Supplied records:
□ □ □
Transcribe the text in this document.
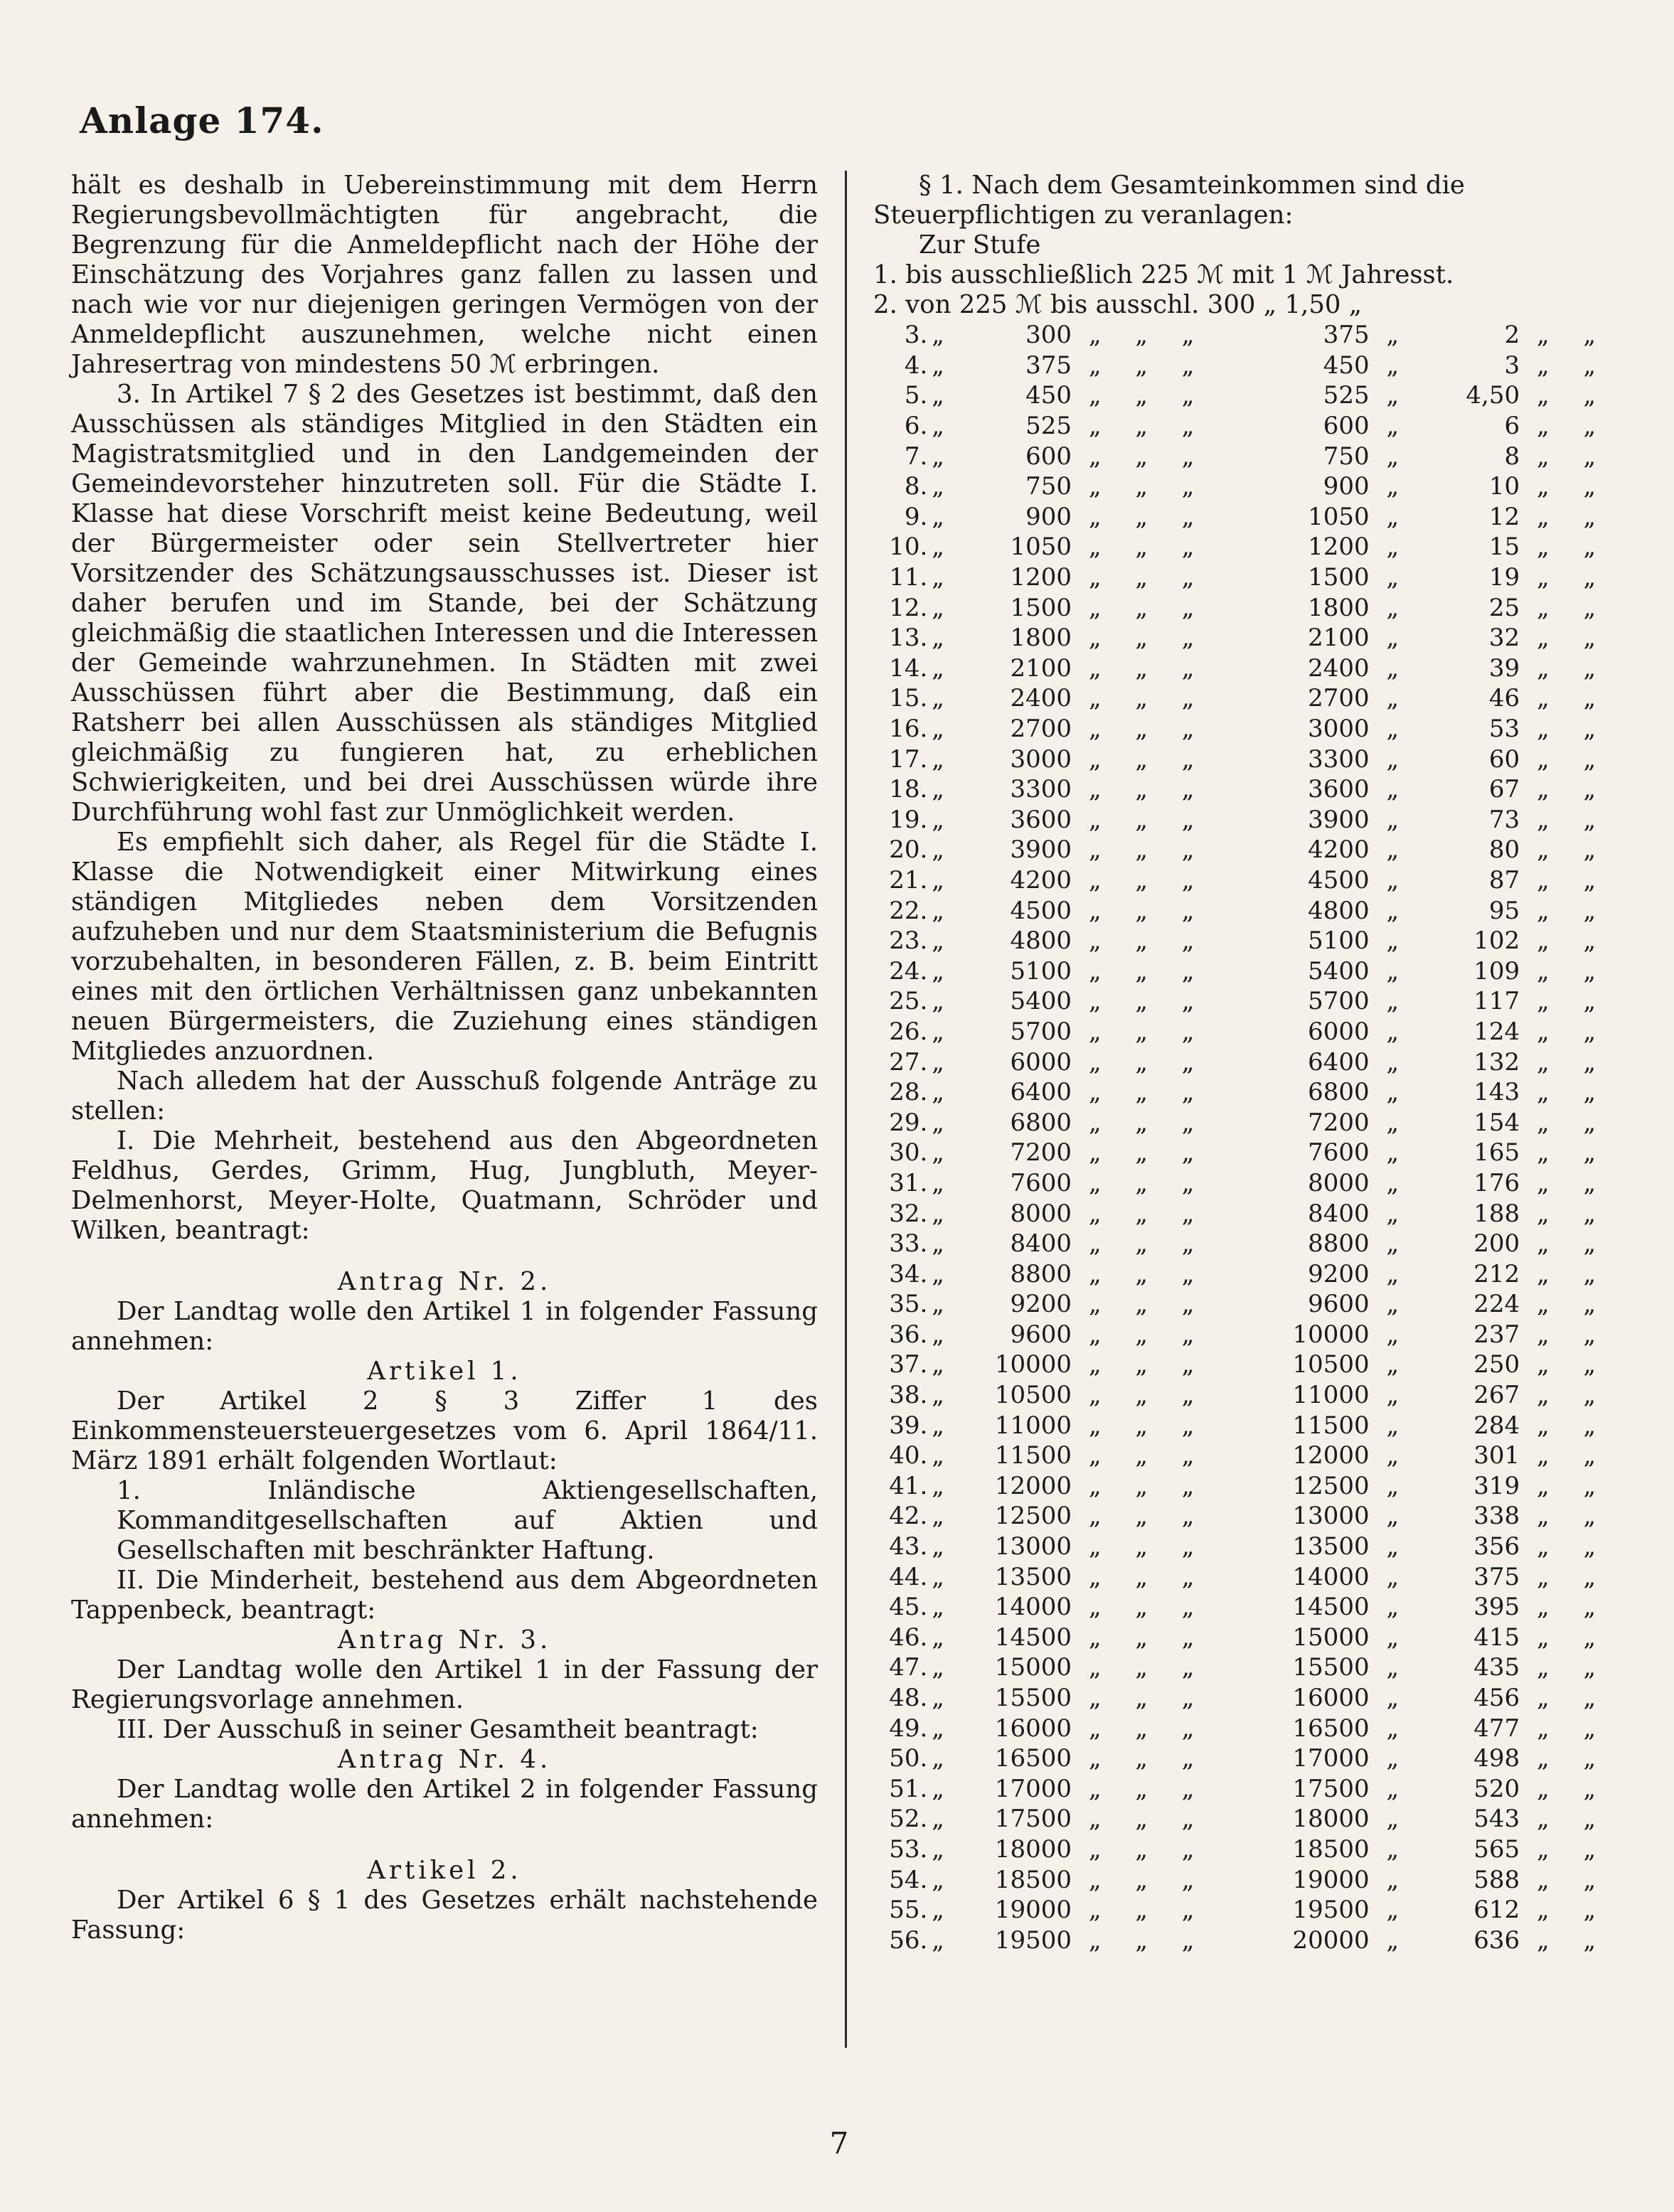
Anlage 174.

hält es deshalb in Uebereinstimmung mit dem Herrn Regierungsbevollmächtigten für angebracht, die Begrenzung für die Anmeldepflicht nach der Höhe der Einschätzung des Vorjahres ganz fallen zu lassen und nach wie vor nur diejenigen geringen Vermögen von der Anmeldepflicht auszunehmen, welche nicht einen Jahresertrag von mindestens 50 ℳ erbringen.

3. In Artikel 7 § 2 des Gesetzes ist bestimmt, daß den Ausschüssen als ständiges Mitglied in den Städten ein Magistratsmitglied und in den Landgemeinden der Gemeindevorsteher hinzutreten soll. Für die Städte I. Klasse hat diese Vorschrift meist keine Bedeutung, weil der Bürgermeister oder sein Stellvertreter hier Vorsitzender des Schätzungsausschusses ist. Dieser ist daher berufen und im Stande, bei der Schätzung gleichmäßig die staatlichen Interessen und die Interessen der Gemeinde wahrzunehmen. In Städten mit zwei Ausschüssen führt aber die Bestimmung, daß ein Ratsherr bei allen Ausschüssen als ständiges Mitglied gleichmäßig zu fungieren hat, zu erheblichen Schwierigkeiten, und bei drei Ausschüssen würde ihre Durchführung wohl fast zur Unmöglichkeit werden.

Es empfiehlt sich daher, als Regel für die Städte I. Klasse die Notwendigkeit einer Mitwirkung eines ständigen Mitgliedes neben dem Vorsitzenden aufzuheben und nur dem Staatsministerium die Befugnis vorzubehalten, in besonderen Fällen, z. B. beim Eintritt eines mit den örtlichen Verhältnissen ganz unbekannten neuen Bürgermeisters, die Zuziehung eines ständigen Mitgliedes anzuordnen.

Nach alledem hat der Ausschuß folgende Anträge zu stellen:

I. Die Mehrheit, bestehend aus den Abgeordneten Feldhus, Gerdes, Grimm, Hug, Jungbluth, Meyer-Delmenhorst, Meyer-Holte, Quatmann, Schröder und Wilken, beantragt:

Antrag Nr. 2.

Der Landtag wolle den Artikel 1 in folgender Fassung annehmen:

Artikel 1.

Der Artikel 2 § 3 Ziffer 1 des Einkommensteuersteuergesetzes vom 6. April 1864/11. März 1891 erhält folgenden Wortlaut:

1. Inländische Aktiengesellschaften, Kommanditgesellschaften auf Aktien und Gesellschaften mit beschränkter Haftung.

II. Die Minderheit, bestehend aus dem Abgeordneten Tappenbeck, beantragt:

Antrag Nr. 3.

Der Landtag wolle den Artikel 1 in der Fassung der Regierungsvorlage annehmen.

III. Der Ausschuß in seiner Gesamtheit beantragt:

Antrag Nr. 4.

Der Landtag wolle den Artikel 2 in folgender Fassung annehmen:

Artikel 2.

Der Artikel 6 § 1 des Gesetzes erhält nachstehende Fassung:

§ 1. Nach dem Gesamteinkommen sind die Steuerpflichtigen zu veranlagen:

Zur Stufe

1. bis ausschließlich 225 ℳ mit 1 ℳ Jahresst.

2. von 225 ℳ bis ausschl. 300 „ 1,50 „

3.	„	300	„	„	„	375	„	2	„	„
4.	„	375	„	„	„	450	„	3	„	„
5.	„	450	„	„	„	525	„	4,50	„	„
6.	„	525	„	„	„	600	„	6	„	„
7.	„	600	„	„	„	750	„	8	„	„
8.	„	750	„	„	„	900	„	10	„	„
9.	„	900	„	„	„	1050	„	12	„	„
10.	„	1050	„	„	„	1200	„	15	„	„
11.	„	1200	„	„	„	1500	„	19	„	„
12.	„	1500	„	„	„	1800	„	25	„	„
13.	„	1800	„	„	„	2100	„	32	„	„
14.	„	2100	„	„	„	2400	„	39	„	„
15.	„	2400	„	„	„	2700	„	46	„	„
16.	„	2700	„	„	„	3000	„	53	„	„
17.	„	3000	„	„	„	3300	„	60	„	„
18.	„	3300	„	„	„	3600	„	67	„	„
19.	„	3600	„	„	„	3900	„	73	„	„
20.	„	3900	„	„	„	4200	„	80	„	„
21.	„	4200	„	„	„	4500	„	87	„	„
22.	„	4500	„	„	„	4800	„	95	„	„
23.	„	4800	„	„	„	5100	„	102	„	„
24.	„	5100	„	„	„	5400	„	109	„	„
25.	„	5400	„	„	„	5700	„	117	„	„
26.	„	5700	„	„	„	6000	„	124	„	„
27.	„	6000	„	„	„	6400	„	132	„	„
28.	„	6400	„	„	„	6800	„	143	„	„
29.	„	6800	„	„	„	7200	„	154	„	„
30.	„	7200	„	„	„	7600	„	165	„	„
31.	„	7600	„	„	„	8000	„	176	„	„
32.	„	8000	„	„	„	8400	„	188	„	„
33.	„	8400	„	„	„	8800	„	200	„	„
34.	„	8800	„	„	„	9200	„	212	„	„
35.	„	9200	„	„	„	9600	„	224	„	„
36.	„	9600	„	„	„	10000	„	237	„	„
37.	„	10000	„	„	„	10500	„	250	„	„
38.	„	10500	„	„	„	11000	„	267	„	„
39.	„	11000	„	„	„	11500	„	284	„	„
40.	„	11500	„	„	„	12000	„	301	„	„
41.	„	12000	„	„	„	12500	„	319	„	„
42.	„	12500	„	„	„	13000	„	338	„	„
43.	„	13000	„	„	„	13500	„	356	„	„
44.	„	13500	„	„	„	14000	„	375	„	„
45.	„	14000	„	„	„	14500	„	395	„	„
46.	„	14500	„	„	„	15000	„	415	„	„
47.	„	15000	„	„	„	15500	„	435	„	„
48.	„	15500	„	„	„	16000	„	456	„	„
49.	„	16000	„	„	„	16500	„	477	„	„
50.	„	16500	„	„	„	17000	„	498	„	„
51.	„	17000	„	„	„	17500	„	520	„	„
52.	„	17500	„	„	„	18000	„	543	„	„
53.	„	18000	„	„	„	18500	„	565	„	„
54.	„	18500	„	„	„	19000	„	588	„	„
55.	„	19000	„	„	„	19500	„	612	„	„
56.	„	19500	„	„	„	20000	„	636	„	„
7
□ □ □
What the task requires:
Each entry above should be reproduced exactly, with the pictures removed.

Output of the task:
Transcribe the text in this document.
Anlage 174.

hält es deshalb in Uebereinstimmung mit dem Herrn Regierungsbevollmächtigten für angebracht, die Begrenzung für die Anmeldepflicht nach der Höhe der Einschätzung des Vorjahres ganz fallen zu lassen und nach wie vor nur diejenigen geringen Vermögen von der Anmeldepflicht auszunehmen, welche nicht einen Jahresertrag von mindestens 50 ℳ erbringen.

3. In Artikel 7 § 2 des Gesetzes ist bestimmt, daß den Ausschüssen als ständiges Mitglied in den Städten ein Magistratsmitglied und in den Landgemeinden der Gemeindevorsteher hinzutreten soll. Für die Städte I. Klasse hat diese Vorschrift meist keine Bedeutung, weil der Bürgermeister oder sein Stellvertreter hier Vorsitzender des Schätzungsausschusses ist. Dieser ist daher berufen und im Stande, bei der Schätzung gleichmäßig die staatlichen Interessen und die Interessen der Gemeinde wahrzunehmen. In Städten mit zwei Ausschüssen führt aber die Bestimmung, daß ein Ratsherr bei allen Ausschüssen als ständiges Mitglied gleichmäßig zu fungieren hat, zu erheblichen Schwierigkeiten, und bei drei Ausschüssen würde ihre Durchführung wohl fast zur Unmöglichkeit werden.

Es empfiehlt sich daher, als Regel für die Städte I. Klasse die Notwendigkeit einer Mitwirkung eines ständigen Mitgliedes neben dem Vorsitzenden aufzuheben und nur dem Staatsministerium die Befugnis vorzubehalten, in besonderen Fällen, z. B. beim Eintritt eines mit den örtlichen Verhältnissen ganz unbekannten neuen Bürgermeisters, die Zuziehung eines ständigen Mitgliedes anzuordnen.

Nach alledem hat der Ausschuß folgende Anträge zu stellen:

I. Die Mehrheit, bestehend aus den Abgeordneten Feldhus, Gerdes, Grimm, Hug, Jungbluth, Meyer-Delmenhorst, Meyer-Holte, Quatmann, Schröder und Wilken, beantragt:

Antrag Nr. 2.

Der Landtag wolle den Artikel 1 in folgender Fassung annehmen:

Artikel 1.

Der Artikel 2 § 3 Ziffer 1 des Einkommensteuersteuergesetzes vom 6. April 1864/11. März 1891 erhält folgenden Wortlaut:

1. Inländische Aktiengesellschaften, Kommanditgesellschaften auf Aktien und Gesellschaften mit beschränkter Haftung.

II. Die Minderheit, bestehend aus dem Abgeordneten Tappenbeck, beantragt:

Antrag Nr. 3.

Der Landtag wolle den Artikel 1 in der Fassung der Regierungsvorlage annehmen.

III. Der Ausschuß in seiner Gesamtheit beantragt:

Antrag Nr. 4.

Der Landtag wolle den Artikel 2 in folgender Fassung annehmen:

Artikel 2.

Der Artikel 6 § 1 des Gesetzes erhält nachstehende Fassung:

§ 1. Nach dem Gesamteinkommen sind die Steuerpflichtigen zu veranlagen:

Zur Stufe

1. bis ausschließlich 225 ℳ mit 1 ℳ Jahresst.

2. von 225 ℳ bis ausschl. 300 „ 1,50 „

3.	„	300	„	„	„	375	„	2	„	„
4.	„	375	„	„	„	450	„	3	„	„
5.	„	450	„	„	„	525	„	4,50	„	„
6.	„	525	„	„	„	600	„	6	„	„
7.	„	600	„	„	„	750	„	8	„	„
8.	„	750	„	„	„	900	„	10	„	„
9.	„	900	„	„	„	1050	„	12	„	„
10.	„	1050	„	„	„	1200	„	15	„	„
11.	„	1200	„	„	„	1500	„	19	„	„
12.	„	1500	„	„	„	1800	„	25	„	„
13.	„	1800	„	„	„	2100	„	32	„	„
14.	„	2100	„	„	„	2400	„	39	„	„
15.	„	2400	„	„	„	2700	„	46	„	„
16.	„	2700	„	„	„	3000	„	53	„	„
17.	„	3000	„	„	„	3300	„	60	„	„
18.	„	3300	„	„	„	3600	„	67	„	„
19.	„	3600	„	„	„	3900	„	73	„	„
20.	„	3900	„	„	„	4200	„	80	„	„
21.	„	4200	„	„	„	4500	„	87	„	„
22.	„	4500	„	„	„	4800	„	95	„	„
23.	„	4800	„	„	„	5100	„	102	„	„
24.	„	5100	„	„	„	5400	„	109	„	„
25.	„	5400	„	„	„	5700	„	117	„	„
26.	„	5700	„	„	„	6000	„	124	„	„
27.	„	6000	„	„	„	6400	„	132	„	„
28.	„	6400	„	„	„	6800	„	143	„	„
29.	„	6800	„	„	„	7200	„	154	„	„
30.	„	7200	„	„	„	7600	„	165	„	„
31.	„	7600	„	„	„	8000	„	176	„	„
32.	„	8000	„	„	„	8400	„	188	„	„
33.	„	8400	„	„	„	8800	„	200	„	„
34.	„	8800	„	„	„	9200	„	212	„	„
35.	„	9200	„	„	„	9600	„	224	„	„
36.	„	9600	„	„	„	10000	„	237	„	„
37.	„	10000	„	„	„	10500	„	250	„	„
38.	„	10500	„	„	„	11000	„	267	„	„
39.	„	11000	„	„	„	11500	„	284	„	„
40.	„	11500	„	„	„	12000	„	301	„	„
41.	„	12000	„	„	„	12500	„	319	„	„
42.	„	12500	„	„	„	13000	„	338	„	„
43.	„	13000	„	„	„	13500	„	356	„	„
44.	„	13500	„	„	„	14000	„	375	„	„
45.	„	14000	„	„	„	14500	„	395	„	„
46.	„	14500	„	„	„	15000	„	415	„	„
47.	„	15000	„	„	„	15500	„	435	„	„
48.	„	15500	„	„	„	16000	„	456	„	„
49.	„	16000	„	„	„	16500	„	477	„	„
50.	„	16500	„	„	„	17000	„	498	„	„
51.	„	17000	„	„	„	17500	„	520	„	„
52.	„	17500	„	„	„	18000	„	543	„	„
53.	„	18000	„	„	„	18500	„	565	„	„
54.	„	18500	„	„	„	19000	„	588	„	„
55.	„	19000	„	„	„	19500	„	612	„	„
56.	„	19500	„	„	„	20000	„	636	„	„
7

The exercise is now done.